__Instruction__. Everything in the listing except the pictures should be written out exactly.

__Provided data__.
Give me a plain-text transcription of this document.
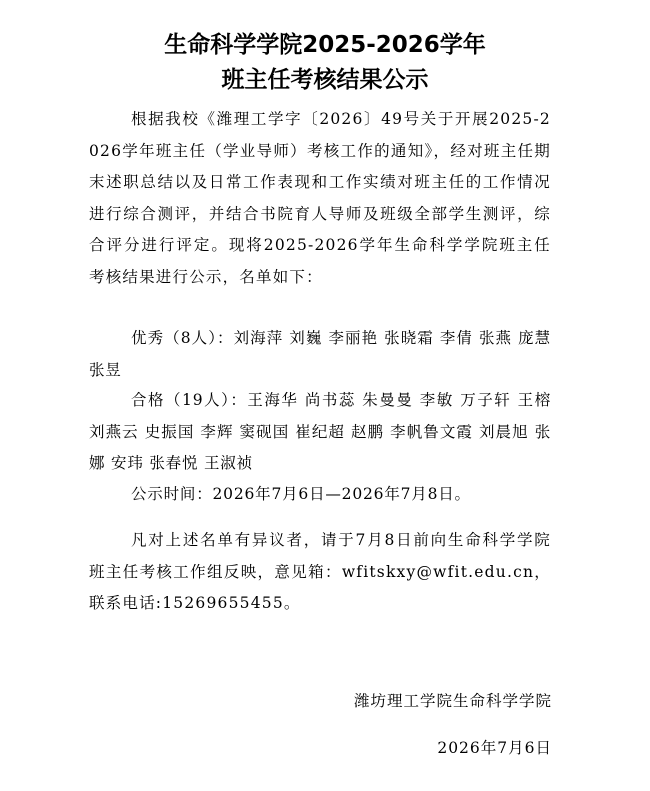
生命科学学院2025-2026学年
班主任考核结果公示
根据我校《潍理工学字〔2026〕49号关于开展2025-2026学年班主任（学业导师）考核工作的通知》，经对班主任期末述职总结以及日常工作表现和工作实绩对班主任的工作情况进行综合测评，并结合书院育人导师及班级全部学生测评，综合评分进行评定。现将2025-2026学年生命科学学院班主任考核结果进行公示，名单如下：
优秀（8人）：刘海萍 刘巍 李丽艳 张晓霜 李倩 张燕 庞慧 张昱
合格（19人）：王海华 尚书蕊 朱曼曼 李敏 万子轩 王榕 刘燕云 史振国 李辉 窦砚国 崔纪超 赵鹏 李帆鲁文霞 刘晨旭 张娜 安玮 张春悦 王淑祯
公示时间：2026年7月6日—2026年7月8日。
凡对上述名单有异议者，请于7月8日前向生命科学学院班主任考核工作组反映，意见箱：wfitskxy@wfit.edu.cn，联系电话:15269655455。
潍坊理工学院生命科学学院
2026年7月6日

__Final result__.
Give me a plain-text transcription of this document.
生命科学学院2025-2026学年
班主任考核结果公示
根据我校《潍理工学字〔2026〕49号关于开展2025-2026学年班主任（学业导师）考核工作的通知》，经对班主任期末述职总结以及日常工作表现和工作实绩对班主任的工作情况进行综合测评，并结合书院育人导师及班级全部学生测评，综合评分进行评定。现将2025-2026学年生命科学学院班主任考核结果进行公示，名单如下：
优秀（8人）：刘海萍 刘巍 李丽艳 张晓霜 李倩 张燕 庞慧 张昱
合格（19人）：王海华 尚书蕊 朱曼曼 李敏 万子轩 王榕 刘燕云 史振国 李辉 窦砚国 崔纪超 赵鹏 李帆鲁文霞 刘晨旭 张娜 安玮 张春悦 王淑祯
公示时间：2026年7月6日—2026年7月8日。
凡对上述名单有异议者，请于7月8日前向生命科学学院班主任考核工作组反映，意见箱：wfitskxy@wfit.edu.cn，联系电话:15269655455。
潍坊理工学院生命科学学院
2026年7月6日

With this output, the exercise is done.